### JOB
Look through the data below. Pick out the lines holding the string "ylabel".

(Records from a collection)
============
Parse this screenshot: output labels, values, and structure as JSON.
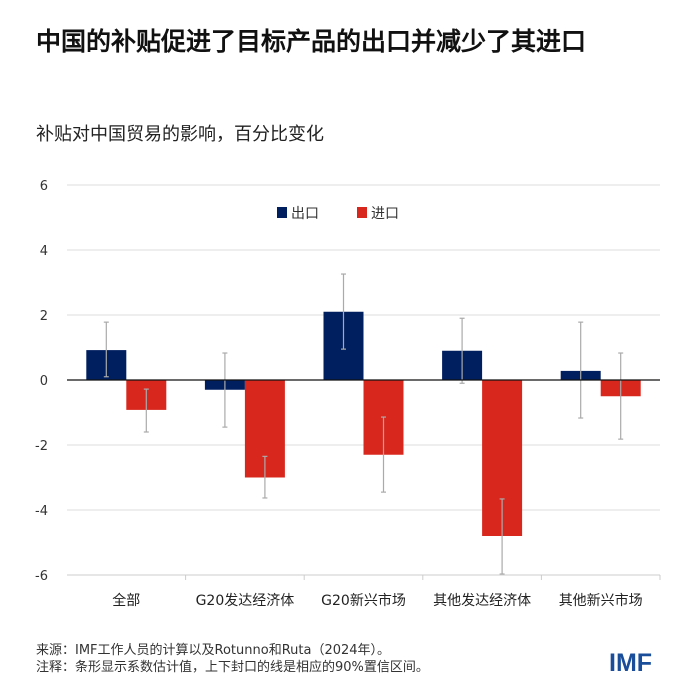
{
  "title": "中国的补贴促进了目标产品的出口并减少了其进口",
  "subtitle": "补贴对中国贸易的影响，百分比变化",
  "source": "来源：IMF工作人员的计算以及Rotunno和Ruta（2024年）。",
  "note": "注释：条形显示系数估计值，上下封口的线是相应的90%置信区间。",
  "logo": "IMF",
  "chart_data": {
    "type": "bar",
    "categories": [
      "全部",
      "G20发达经济体",
      "G20新兴市场",
      "其他发达经济体",
      "其他新兴市场"
    ],
    "series": [
      {
        "name": "出口",
        "color": "#001f5f",
        "values": [
          0.92,
          -0.3,
          2.1,
          0.9,
          0.28
        ],
        "ci_low": [
          0.1,
          -1.45,
          0.95,
          -0.1,
          -1.17
        ],
        "ci_high": [
          1.78,
          0.83,
          3.26,
          1.9,
          1.78
        ]
      },
      {
        "name": "进口",
        "color": "#d8281e",
        "values": [
          -0.92,
          -3.0,
          -2.3,
          -4.8,
          -0.5
        ],
        "ci_low": [
          -1.6,
          -3.63,
          -3.45,
          -5.97,
          -1.82
        ],
        "ci_high": [
          -0.28,
          -2.35,
          -1.14,
          -3.66,
          0.83
        ]
      }
    ],
    "ylim": [
      -6,
      6
    ],
    "yticks": [
      6,
      4,
      2,
      0,
      -2,
      -4,
      -6
    ],
    "grid": true,
    "legend": "top-center"
  }
}
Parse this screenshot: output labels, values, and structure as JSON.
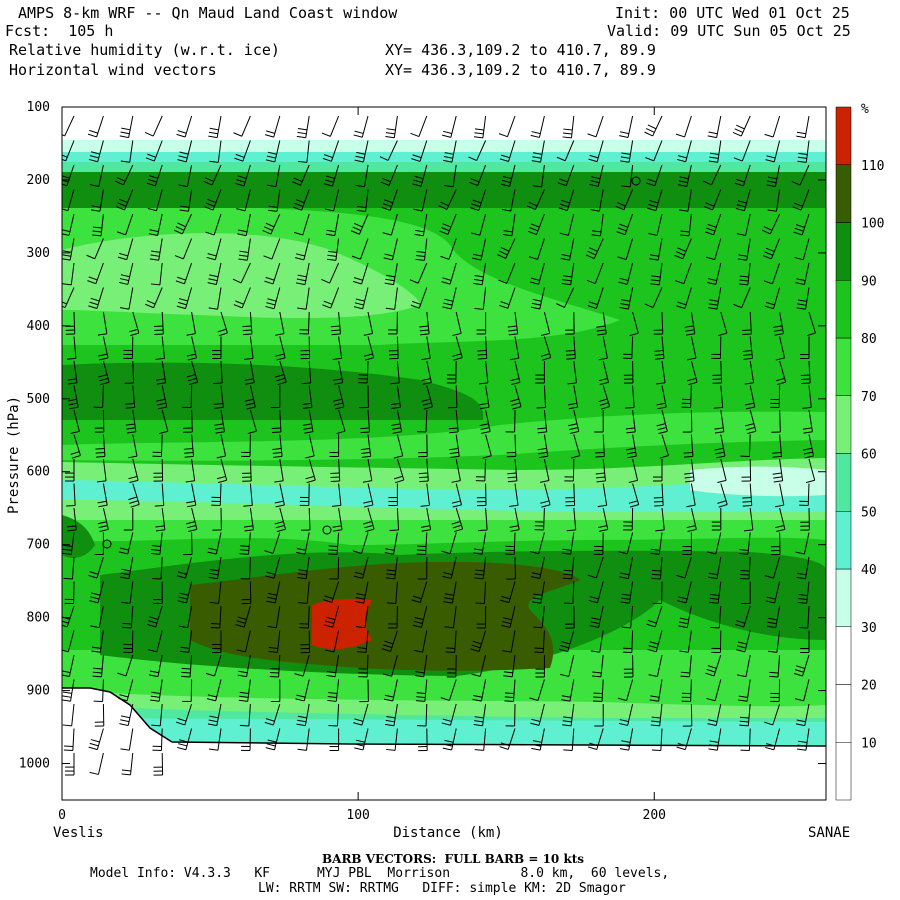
{
  "header": {
    "title": "AMPS 8-km WRF -- Qn Maud Land Coast window",
    "forecast": "Fcst:  105 h",
    "field1": "Relative humidity (w.r.t. ice)",
    "field2": "Horizontal wind vectors",
    "init": "Init: 00 UTC Wed 01 Oct 25",
    "valid": "Valid: 09 UTC Sun 05 Oct 25",
    "xy1": "XY= 436.3,109.2 to 410.7, 89.9",
    "xy2": "XY= 436.3,109.2 to 410.7, 89.9"
  },
  "chart_data": {
    "type": "contour",
    "ylabel": "Pressure (hPa)",
    "xlabel": "Distance (km)",
    "x_start_label": "Veslis",
    "x_end_label": "SANAE",
    "ylim": [
      1050,
      100
    ],
    "xlim": [
      0,
      258
    ],
    "y_ticks": [
      100,
      200,
      300,
      400,
      500,
      600,
      700,
      800,
      900,
      1000
    ],
    "x_ticks": [
      0,
      100,
      200
    ],
    "colorbar": {
      "unit": "%",
      "levels": [
        10,
        20,
        30,
        40,
        50,
        60,
        70,
        80,
        90,
        100,
        110
      ],
      "colors": [
        "#ffffff",
        "#ffffff",
        "#ffffff",
        "#c8ffe8",
        "#5ef0d0",
        "#50e8a0",
        "#78f078",
        "#3ee23e",
        "#1ec41e",
        "#108e10",
        "#3a5c00",
        "#cc2200"
      ]
    },
    "terrain_surface": [
      [
        0,
        890
      ],
      [
        10,
        893
      ],
      [
        20,
        900
      ],
      [
        30,
        925
      ],
      [
        40,
        960
      ],
      [
        50,
        972
      ],
      [
        100,
        974
      ],
      [
        180,
        974
      ],
      [
        258,
        975
      ]
    ],
    "rh_profile_left": [
      {
        "p": 100,
        "rh": 10
      },
      {
        "p": 160,
        "rh": 40
      },
      {
        "p": 200,
        "rh": 90
      },
      {
        "p": 300,
        "rh": 70
      },
      {
        "p": 400,
        "rh": 80
      },
      {
        "p": 500,
        "rh": 100
      },
      {
        "p": 600,
        "rh": 60
      },
      {
        "p": 700,
        "rh": 80
      },
      {
        "p": 800,
        "rh": 100
      },
      {
        "p": 900,
        "rh": 70
      }
    ],
    "max_rh_region": {
      "x_range": [
        83,
        105
      ],
      "p_range": [
        775,
        840
      ],
      "rh": 110
    }
  },
  "footer": {
    "barb_note": "BARB VECTORS:  FULL BARB = 10 kts",
    "model_line1": "Model Info: V4.3.3   KF      MYJ PBL  Morrison         8.0 km,  60 levels,",
    "model_line2": "LW: RRTM SW: RRTMG   DIFF: simple KM: 2D Smagor"
  }
}
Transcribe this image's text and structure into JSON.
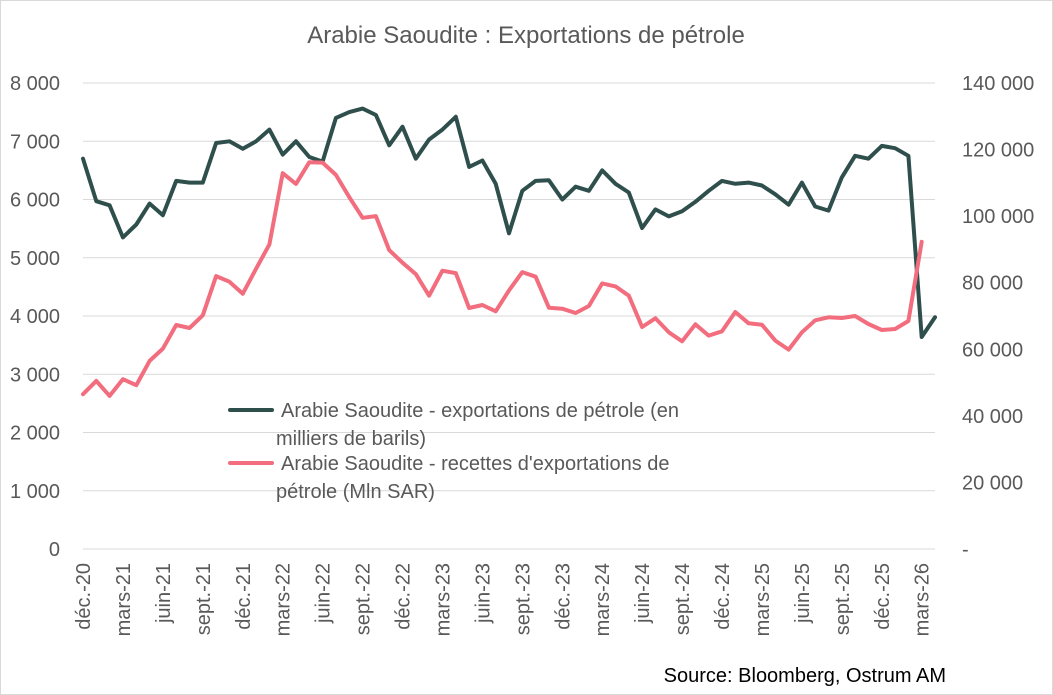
{
  "chart_data": {
    "type": "line",
    "title": "Arabie Saoudite : Exportations de pétrole",
    "source": "Source: Bloomberg, Ostrum AM",
    "x_tick_labels": [
      "déc.-20",
      "mars-21",
      "juin-21",
      "sept.-21",
      "déc.-21",
      "mars-22",
      "juin-22",
      "sept.-22",
      "déc.-22",
      "mars-23",
      "juin-23",
      "sept.-23",
      "déc.-23",
      "mars-24",
      "juin-24",
      "sept.-24",
      "déc.-24",
      "mars-25",
      "juin-25",
      "sept.-25",
      "déc.-25",
      "mars-26"
    ],
    "x_start": "2020-12",
    "x_end": "2026-04",
    "y_left": {
      "min": 0,
      "max": 8000,
      "step": 1000,
      "tick_labels": [
        "0",
        "1 000",
        "2 000",
        "3 000",
        "4 000",
        "5 000",
        "6 000",
        "7 000",
        "8 000"
      ]
    },
    "y_right": {
      "min": 0,
      "max": 140000,
      "step": 20000,
      "tick_labels": [
        "-",
        "20 000",
        "40 000",
        "60 000",
        "80 000",
        "100 000",
        "120 000",
        "140 000"
      ]
    },
    "grid": true,
    "legend_position": "center-left",
    "series": [
      {
        "name": "Arabie Saoudite - exportations de pétrole (en milliers de barils)",
        "legend_lines": [
          "Arabie Saoudite - exportations de pétrole (en",
          "milliers de barils)"
        ],
        "axis": "left",
        "color": "#2f4f4c",
        "values": [
          6700,
          5970,
          5900,
          5350,
          5570,
          5930,
          5730,
          6320,
          6290,
          6290,
          6970,
          7000,
          6870,
          7000,
          7200,
          6770,
          7000,
          6730,
          6650,
          7400,
          7500,
          7560,
          7450,
          6930,
          7250,
          6700,
          7030,
          7200,
          7420,
          6560,
          6670,
          6270,
          5420,
          6150,
          6320,
          6330,
          6000,
          6220,
          6150,
          6500,
          6270,
          6120,
          5510,
          5830,
          5710,
          5800,
          5960,
          6150,
          6320,
          6270,
          6290,
          6240,
          6090,
          5910,
          6290,
          5880,
          5810,
          6380,
          6750,
          6700,
          6920,
          6880,
          6750,
          3640,
          3980
        ]
      },
      {
        "name": "Arabie Saoudite - recettes d'exportations de pétrole (Mln SAR)",
        "legend_lines": [
          "Arabie Saoudite - recettes d'exportations de",
          "pétrole (Mln SAR)"
        ],
        "axis": "right",
        "color": "#f26d7d",
        "values": [
          46500,
          50500,
          46000,
          51000,
          49200,
          56500,
          60200,
          67300,
          66400,
          70200,
          82000,
          80300,
          76700,
          84200,
          91500,
          112900,
          109700,
          116200,
          116100,
          112400,
          105700,
          99500,
          100000,
          89800,
          86000,
          82600,
          76100,
          83600,
          82900,
          72400,
          73300,
          71400,
          77700,
          83200,
          81800,
          72500,
          72200,
          70900,
          73000,
          79800,
          78900,
          76100,
          66700,
          69300,
          65100,
          62400,
          67500,
          64100,
          65400,
          71200,
          67800,
          67400,
          62600,
          59900,
          65100,
          68700,
          69600,
          69400,
          70000,
          67600,
          65800,
          66100,
          68500,
          92300
        ]
      }
    ]
  }
}
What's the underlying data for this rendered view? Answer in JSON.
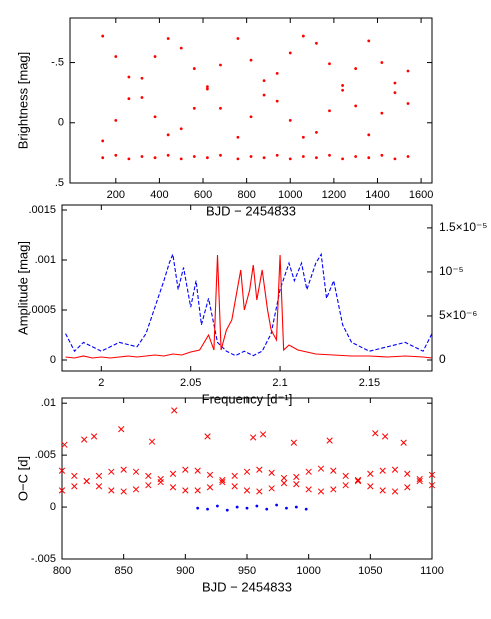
{
  "chart_data": [
    {
      "type": "scatter",
      "xlabel": "BJD − 2454833",
      "ylabel": "Brightness [mag]",
      "xlim": [
        -10,
        1650
      ],
      "ylim": [
        -0.87,
        0.5
      ],
      "y_inverted": true,
      "xticks": [
        200,
        400,
        600,
        800,
        1000,
        1200,
        1400,
        1600
      ],
      "yticks": [
        {
          "value": -0.5,
          "label": "-.5"
        },
        0,
        {
          "value": 0.5,
          "label": ".5"
        }
      ],
      "series": [
        {
          "color": "#ff0000",
          "marker": "dot",
          "x": [
            140,
            200,
            260,
            320,
            380,
            440,
            500,
            560,
            620,
            680,
            760,
            820,
            880,
            940,
            1000,
            1060,
            1120,
            1180,
            1240,
            1300,
            1360,
            1420,
            1480,
            1540,
            140,
            200,
            260,
            320,
            380,
            440,
            500,
            560,
            620,
            680,
            760,
            820,
            880,
            940,
            1000,
            1060,
            1120,
            1180,
            1240,
            1300,
            1360,
            1420,
            1480,
            1540,
            140,
            200,
            260,
            320,
            380,
            440,
            500,
            560,
            620,
            680,
            760,
            820,
            880,
            940,
            1000,
            1060,
            1120,
            1180,
            1240,
            1300,
            1360,
            1420,
            1480,
            1540
          ],
          "values": [
            -0.72,
            -0.55,
            -0.38,
            -0.21,
            -0.05,
            0.1,
            -0.62,
            -0.45,
            -0.28,
            -0.12,
            -0.7,
            -0.52,
            -0.35,
            -0.18,
            -0.02,
            0.12,
            -0.66,
            -0.49,
            -0.31,
            -0.14,
            -0.68,
            -0.5,
            -0.33,
            -0.16,
            0.15,
            -0.02,
            -0.2,
            -0.37,
            -0.55,
            -0.7,
            0.05,
            -0.12,
            -0.3,
            -0.48,
            0.12,
            -0.05,
            -0.23,
            -0.41,
            -0.58,
            -0.72,
            0.08,
            -0.1,
            -0.27,
            -0.45,
            0.1,
            -0.08,
            -0.25,
            -0.43,
            0.29,
            0.27,
            0.3,
            0.28,
            0.29,
            0.27,
            0.3,
            0.28,
            0.29,
            0.27,
            0.3,
            0.28,
            0.29,
            0.27,
            0.3,
            0.28,
            0.29,
            0.27,
            0.3,
            0.28,
            0.29,
            0.27,
            0.3,
            0.28
          ]
        }
      ]
    },
    {
      "type": "line",
      "xlabel": "Frequency [d⁻¹]",
      "ylabel": "Amplitude [mag]",
      "xlim": [
        1.978,
        2.185
      ],
      "ylim": [
        -0.00011,
        0.00155
      ],
      "y2lim": [
        -1.25e-06,
        1.76e-05
      ],
      "xticks": [
        2,
        2.05,
        2.1,
        2.15
      ],
      "yticks": [
        0,
        {
          "value": 0.0005,
          "label": ".0005"
        },
        {
          "value": 0.001,
          "label": ".001"
        },
        {
          "value": 0.0015,
          "label": ".0015"
        }
      ],
      "y2ticks": [
        0,
        {
          "value": 5e-06,
          "label": "5×10⁻⁶"
        },
        {
          "value": 1e-05,
          "label": "10⁻⁵"
        },
        {
          "value": 1.5e-05,
          "label": "1.5×10⁻⁵"
        }
      ],
      "series": [
        {
          "color": "#0000ff",
          "line_style": "dashed",
          "axis": "y2",
          "x": [
            1.98,
            1.985,
            1.99,
            1.995,
            2.0,
            2.01,
            2.02,
            2.025,
            2.03,
            2.035,
            2.038,
            2.04,
            2.043,
            2.046,
            2.05,
            2.053,
            2.056,
            2.06,
            2.065,
            2.07,
            2.075,
            2.08,
            2.085,
            2.09,
            2.095,
            2.1,
            2.105,
            2.108,
            2.112,
            2.115,
            2.12,
            2.123,
            2.126,
            2.13,
            2.135,
            2.14,
            2.15,
            2.16,
            2.17,
            2.18,
            2.185
          ],
          "values": [
            3e-06,
            1e-06,
            2e-06,
            1.5e-06,
            1e-06,
            2e-06,
            1.5e-06,
            3e-06,
            6e-06,
            9e-06,
            1.1e-05,
            1.2e-05,
            8e-06,
            1.05e-05,
            6e-06,
            9e-06,
            4e-06,
            7e-06,
            2e-06,
            1e-06,
            5e-07,
            1e-06,
            5e-07,
            1e-06,
            3e-06,
            8e-06,
            1.1e-05,
            9e-06,
            1.1e-05,
            8e-06,
            1.1e-05,
            1.2e-05,
            7e-06,
            9e-06,
            4e-06,
            2e-06,
            1e-06,
            1.5e-06,
            2e-06,
            1e-06,
            3e-06
          ]
        },
        {
          "color": "#ff0000",
          "line_style": "solid",
          "x": [
            1.98,
            1.985,
            1.99,
            1.995,
            2.0,
            2.005,
            2.01,
            2.015,
            2.02,
            2.025,
            2.03,
            2.035,
            2.04,
            2.045,
            2.05,
            2.055,
            2.06,
            2.063,
            2.065,
            2.067,
            2.07,
            2.073,
            2.075,
            2.078,
            2.08,
            2.083,
            2.085,
            2.087,
            2.09,
            2.093,
            2.095,
            2.098,
            2.1,
            2.102,
            2.105,
            2.11,
            2.115,
            2.12,
            2.13,
            2.14,
            2.15,
            2.16,
            2.17,
            2.18,
            2.185
          ],
          "values": [
            3e-05,
            2e-05,
            4e-05,
            2e-05,
            3e-05,
            2e-05,
            3e-05,
            4e-05,
            3e-05,
            4e-05,
            5e-05,
            4e-05,
            6e-05,
            5e-05,
            8e-05,
            0.0001,
            0.00025,
            0.0001,
            0.00105,
            0.0001,
            0.0003,
            0.0004,
            0.0006,
            0.0009,
            0.0005,
            0.0007,
            0.00095,
            0.0006,
            0.0009,
            0.0005,
            0.0003,
            0.0002,
            0.00105,
            0.0001,
            0.00015,
            0.0001,
            8e-05,
            6e-05,
            5e-05,
            4e-05,
            4e-05,
            3e-05,
            4e-05,
            3e-05,
            2e-05
          ]
        }
      ]
    },
    {
      "type": "scatter",
      "xlabel": "BJD − 2454833",
      "ylabel": "O−C [d]",
      "xlim": [
        800,
        1100
      ],
      "ylim": [
        -0.005,
        0.0105
      ],
      "xticks": [
        800,
        850,
        900,
        950,
        1000,
        1050,
        1100
      ],
      "yticks": [
        {
          "value": -0.005,
          "label": "-.005"
        },
        0,
        {
          "value": 0.005,
          "label": ".005"
        },
        {
          "value": 0.01,
          "label": ".01"
        }
      ],
      "series": [
        {
          "color": "#ff0000",
          "marker": "x",
          "x": [
            800,
            810,
            820,
            830,
            840,
            850,
            860,
            870,
            880,
            890,
            900,
            910,
            920,
            930,
            940,
            950,
            960,
            970,
            980,
            990,
            1000,
            1010,
            1020,
            1030,
            1040,
            1050,
            1060,
            1070,
            1080,
            1090,
            1100,
            800,
            810,
            820,
            830,
            840,
            850,
            860,
            870,
            880,
            890,
            900,
            910,
            920,
            930,
            940,
            950,
            960,
            970,
            980,
            990,
            1000,
            1010,
            1020,
            1030,
            1040,
            1050,
            1060,
            1070,
            1080,
            1090,
            1100,
            802,
            818,
            826,
            848,
            873,
            891,
            918,
            955,
            963,
            988,
            1017,
            1054,
            1062,
            1077
          ],
          "values": [
            0.0035,
            0.003,
            0.0025,
            0.002,
            0.0016,
            0.0015,
            0.0017,
            0.0021,
            0.0027,
            0.0032,
            0.0036,
            0.0035,
            0.0031,
            0.0026,
            0.002,
            0.0016,
            0.0015,
            0.0018,
            0.0023,
            0.0029,
            0.0034,
            0.0037,
            0.0035,
            0.003,
            0.0025,
            0.002,
            0.0016,
            0.0015,
            0.0019,
            0.0025,
            0.0031,
            0.0016,
            0.002,
            0.0025,
            0.003,
            0.0034,
            0.0036,
            0.0034,
            0.003,
            0.0024,
            0.0019,
            0.0016,
            0.0016,
            0.0019,
            0.0024,
            0.003,
            0.0034,
            0.0036,
            0.0033,
            0.0028,
            0.0022,
            0.0017,
            0.0015,
            0.0017,
            0.0021,
            0.0026,
            0.0032,
            0.0035,
            0.0036,
            0.0032,
            0.0027,
            0.0021,
            0.006,
            0.0065,
            0.0068,
            0.0075,
            0.0063,
            0.0093,
            0.0068,
            0.0067,
            0.007,
            0.0062,
            0.0064,
            0.0071,
            0.0068,
            0.0062
          ]
        },
        {
          "color": "#0000ff",
          "marker": "dot",
          "x": [
            910,
            918,
            926,
            934,
            942,
            950,
            958,
            966,
            974,
            982,
            990,
            998
          ],
          "values": [
            -0.0001,
            -0.0002,
            0.0001,
            -0.0003,
            0,
            -0.0001,
            0.0001,
            -0.0002,
            0.0002,
            -0.0001,
            0,
            -0.0002
          ]
        }
      ]
    }
  ]
}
============
### COMPLETE ANSWER
    "ylabel": "Pressure (hPa)",
      "ylabel": "Brightness [mag]",
      "ylabel": "Amplitude [mag]",
      "ylabel": "O−C [d]",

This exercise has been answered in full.